[Entries from a visual dataset]

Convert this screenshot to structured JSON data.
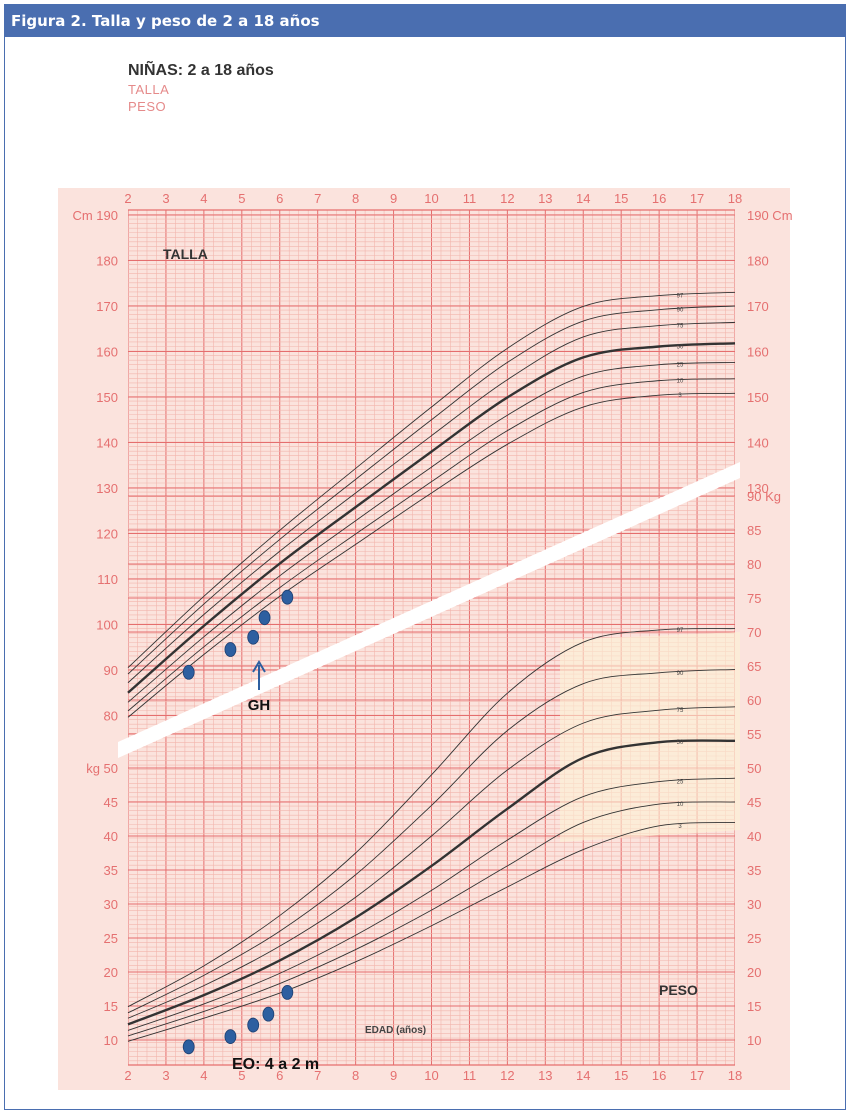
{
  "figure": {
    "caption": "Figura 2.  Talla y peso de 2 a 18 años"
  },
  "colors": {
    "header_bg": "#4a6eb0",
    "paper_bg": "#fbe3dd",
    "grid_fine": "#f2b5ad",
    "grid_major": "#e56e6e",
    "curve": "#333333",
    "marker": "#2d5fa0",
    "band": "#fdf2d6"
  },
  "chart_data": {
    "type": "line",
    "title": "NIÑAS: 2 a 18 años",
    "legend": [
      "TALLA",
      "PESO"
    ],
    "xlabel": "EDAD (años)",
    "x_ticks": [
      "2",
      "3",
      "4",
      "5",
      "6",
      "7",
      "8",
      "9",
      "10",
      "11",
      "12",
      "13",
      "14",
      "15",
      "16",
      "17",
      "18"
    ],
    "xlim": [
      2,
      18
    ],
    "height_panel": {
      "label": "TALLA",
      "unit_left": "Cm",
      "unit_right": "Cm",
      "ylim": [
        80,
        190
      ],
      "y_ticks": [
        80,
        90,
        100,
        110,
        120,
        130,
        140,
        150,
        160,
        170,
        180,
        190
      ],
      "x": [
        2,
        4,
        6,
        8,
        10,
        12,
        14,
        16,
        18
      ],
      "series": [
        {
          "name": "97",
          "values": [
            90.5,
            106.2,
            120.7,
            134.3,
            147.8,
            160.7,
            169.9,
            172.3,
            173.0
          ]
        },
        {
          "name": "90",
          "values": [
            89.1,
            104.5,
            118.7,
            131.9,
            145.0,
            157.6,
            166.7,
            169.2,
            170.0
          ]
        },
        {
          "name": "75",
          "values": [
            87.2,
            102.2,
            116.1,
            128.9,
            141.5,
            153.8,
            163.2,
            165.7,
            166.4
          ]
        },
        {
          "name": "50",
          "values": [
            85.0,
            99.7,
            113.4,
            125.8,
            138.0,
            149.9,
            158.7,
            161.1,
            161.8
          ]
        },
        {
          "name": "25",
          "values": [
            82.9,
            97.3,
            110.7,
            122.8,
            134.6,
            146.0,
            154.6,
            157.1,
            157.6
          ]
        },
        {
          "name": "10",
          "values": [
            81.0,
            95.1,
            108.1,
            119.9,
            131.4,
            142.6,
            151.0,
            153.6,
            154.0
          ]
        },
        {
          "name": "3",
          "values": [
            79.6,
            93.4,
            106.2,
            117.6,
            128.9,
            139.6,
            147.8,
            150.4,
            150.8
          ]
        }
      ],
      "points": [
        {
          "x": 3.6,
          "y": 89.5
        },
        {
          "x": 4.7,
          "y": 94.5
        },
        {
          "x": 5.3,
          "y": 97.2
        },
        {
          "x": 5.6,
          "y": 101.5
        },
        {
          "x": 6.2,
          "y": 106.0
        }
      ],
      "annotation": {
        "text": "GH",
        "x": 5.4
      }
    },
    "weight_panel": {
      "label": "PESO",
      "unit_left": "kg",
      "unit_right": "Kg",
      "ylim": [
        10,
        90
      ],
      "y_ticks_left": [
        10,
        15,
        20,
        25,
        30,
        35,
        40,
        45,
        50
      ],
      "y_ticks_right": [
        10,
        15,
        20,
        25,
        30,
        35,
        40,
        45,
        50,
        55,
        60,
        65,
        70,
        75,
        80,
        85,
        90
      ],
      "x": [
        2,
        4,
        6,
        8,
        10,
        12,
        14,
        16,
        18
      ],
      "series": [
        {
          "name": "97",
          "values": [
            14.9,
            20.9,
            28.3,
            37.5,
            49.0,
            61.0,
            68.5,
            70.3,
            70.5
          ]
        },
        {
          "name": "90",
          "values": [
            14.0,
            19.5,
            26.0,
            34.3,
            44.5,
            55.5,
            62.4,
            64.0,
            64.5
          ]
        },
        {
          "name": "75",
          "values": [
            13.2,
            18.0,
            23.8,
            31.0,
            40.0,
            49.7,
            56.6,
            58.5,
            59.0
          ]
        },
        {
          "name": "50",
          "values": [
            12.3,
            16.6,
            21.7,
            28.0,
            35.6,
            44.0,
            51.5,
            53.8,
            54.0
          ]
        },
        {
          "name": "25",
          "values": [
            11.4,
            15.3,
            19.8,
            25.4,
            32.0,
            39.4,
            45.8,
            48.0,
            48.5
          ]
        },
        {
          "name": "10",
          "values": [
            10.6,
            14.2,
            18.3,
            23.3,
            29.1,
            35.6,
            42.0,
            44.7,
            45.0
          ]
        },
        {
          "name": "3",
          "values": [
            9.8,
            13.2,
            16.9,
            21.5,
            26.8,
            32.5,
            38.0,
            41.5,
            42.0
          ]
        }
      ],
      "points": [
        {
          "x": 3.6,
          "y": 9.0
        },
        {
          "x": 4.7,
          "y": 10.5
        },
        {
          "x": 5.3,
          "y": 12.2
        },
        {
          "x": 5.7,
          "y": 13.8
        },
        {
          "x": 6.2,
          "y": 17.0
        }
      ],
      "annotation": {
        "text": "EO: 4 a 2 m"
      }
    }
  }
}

#### SET TASK
Copy the whole listing above word for word but do not carry over the pictures.

#### ANSWER FOR THE TASK
Convert this screenshot to structured JSON data.
{
  "figure": {
    "caption": "Figura 2.  Talla y peso de 2 a 18 años"
  },
  "colors": {
    "header_bg": "#4a6eb0",
    "paper_bg": "#fbe3dd",
    "grid_fine": "#f2b5ad",
    "grid_major": "#e56e6e",
    "curve": "#333333",
    "marker": "#2d5fa0",
    "band": "#fdf2d6"
  },
  "chart_data": {
    "type": "line",
    "title": "NIÑAS: 2 a 18 años",
    "legend": [
      "TALLA",
      "PESO"
    ],
    "xlabel": "EDAD (años)",
    "x_ticks": [
      "2",
      "3",
      "4",
      "5",
      "6",
      "7",
      "8",
      "9",
      "10",
      "11",
      "12",
      "13",
      "14",
      "15",
      "16",
      "17",
      "18"
    ],
    "xlim": [
      2,
      18
    ],
    "height_panel": {
      "label": "TALLA",
      "unit_left": "Cm",
      "unit_right": "Cm",
      "ylim": [
        80,
        190
      ],
      "y_ticks": [
        80,
        90,
        100,
        110,
        120,
        130,
        140,
        150,
        160,
        170,
        180,
        190
      ],
      "x": [
        2,
        4,
        6,
        8,
        10,
        12,
        14,
        16,
        18
      ],
      "series": [
        {
          "name": "97",
          "values": [
            90.5,
            106.2,
            120.7,
            134.3,
            147.8,
            160.7,
            169.9,
            172.3,
            173.0
          ]
        },
        {
          "name": "90",
          "values": [
            89.1,
            104.5,
            118.7,
            131.9,
            145.0,
            157.6,
            166.7,
            169.2,
            170.0
          ]
        },
        {
          "name": "75",
          "values": [
            87.2,
            102.2,
            116.1,
            128.9,
            141.5,
            153.8,
            163.2,
            165.7,
            166.4
          ]
        },
        {
          "name": "50",
          "values": [
            85.0,
            99.7,
            113.4,
            125.8,
            138.0,
            149.9,
            158.7,
            161.1,
            161.8
          ]
        },
        {
          "name": "25",
          "values": [
            82.9,
            97.3,
            110.7,
            122.8,
            134.6,
            146.0,
            154.6,
            157.1,
            157.6
          ]
        },
        {
          "name": "10",
          "values": [
            81.0,
            95.1,
            108.1,
            119.9,
            131.4,
            142.6,
            151.0,
            153.6,
            154.0
          ]
        },
        {
          "name": "3",
          "values": [
            79.6,
            93.4,
            106.2,
            117.6,
            128.9,
            139.6,
            147.8,
            150.4,
            150.8
          ]
        }
      ],
      "points": [
        {
          "x": 3.6,
          "y": 89.5
        },
        {
          "x": 4.7,
          "y": 94.5
        },
        {
          "x": 5.3,
          "y": 97.2
        },
        {
          "x": 5.6,
          "y": 101.5
        },
        {
          "x": 6.2,
          "y": 106.0
        }
      ],
      "annotation": {
        "text": "GH",
        "x": 5.4
      }
    },
    "weight_panel": {
      "label": "PESO",
      "unit_left": "kg",
      "unit_right": "Kg",
      "ylim": [
        10,
        90
      ],
      "y_ticks_left": [
        10,
        15,
        20,
        25,
        30,
        35,
        40,
        45,
        50
      ],
      "y_ticks_right": [
        10,
        15,
        20,
        25,
        30,
        35,
        40,
        45,
        50,
        55,
        60,
        65,
        70,
        75,
        80,
        85,
        90
      ],
      "x": [
        2,
        4,
        6,
        8,
        10,
        12,
        14,
        16,
        18
      ],
      "series": [
        {
          "name": "97",
          "values": [
            14.9,
            20.9,
            28.3,
            37.5,
            49.0,
            61.0,
            68.5,
            70.3,
            70.5
          ]
        },
        {
          "name": "90",
          "values": [
            14.0,
            19.5,
            26.0,
            34.3,
            44.5,
            55.5,
            62.4,
            64.0,
            64.5
          ]
        },
        {
          "name": "75",
          "values": [
            13.2,
            18.0,
            23.8,
            31.0,
            40.0,
            49.7,
            56.6,
            58.5,
            59.0
          ]
        },
        {
          "name": "50",
          "values": [
            12.3,
            16.6,
            21.7,
            28.0,
            35.6,
            44.0,
            51.5,
            53.8,
            54.0
          ]
        },
        {
          "name": "25",
          "values": [
            11.4,
            15.3,
            19.8,
            25.4,
            32.0,
            39.4,
            45.8,
            48.0,
            48.5
          ]
        },
        {
          "name": "10",
          "values": [
            10.6,
            14.2,
            18.3,
            23.3,
            29.1,
            35.6,
            42.0,
            44.7,
            45.0
          ]
        },
        {
          "name": "3",
          "values": [
            9.8,
            13.2,
            16.9,
            21.5,
            26.8,
            32.5,
            38.0,
            41.5,
            42.0
          ]
        }
      ],
      "points": [
        {
          "x": 3.6,
          "y": 9.0
        },
        {
          "x": 4.7,
          "y": 10.5
        },
        {
          "x": 5.3,
          "y": 12.2
        },
        {
          "x": 5.7,
          "y": 13.8
        },
        {
          "x": 6.2,
          "y": 17.0
        }
      ],
      "annotation": {
        "text": "EO: 4 a 2 m"
      }
    }
  }
}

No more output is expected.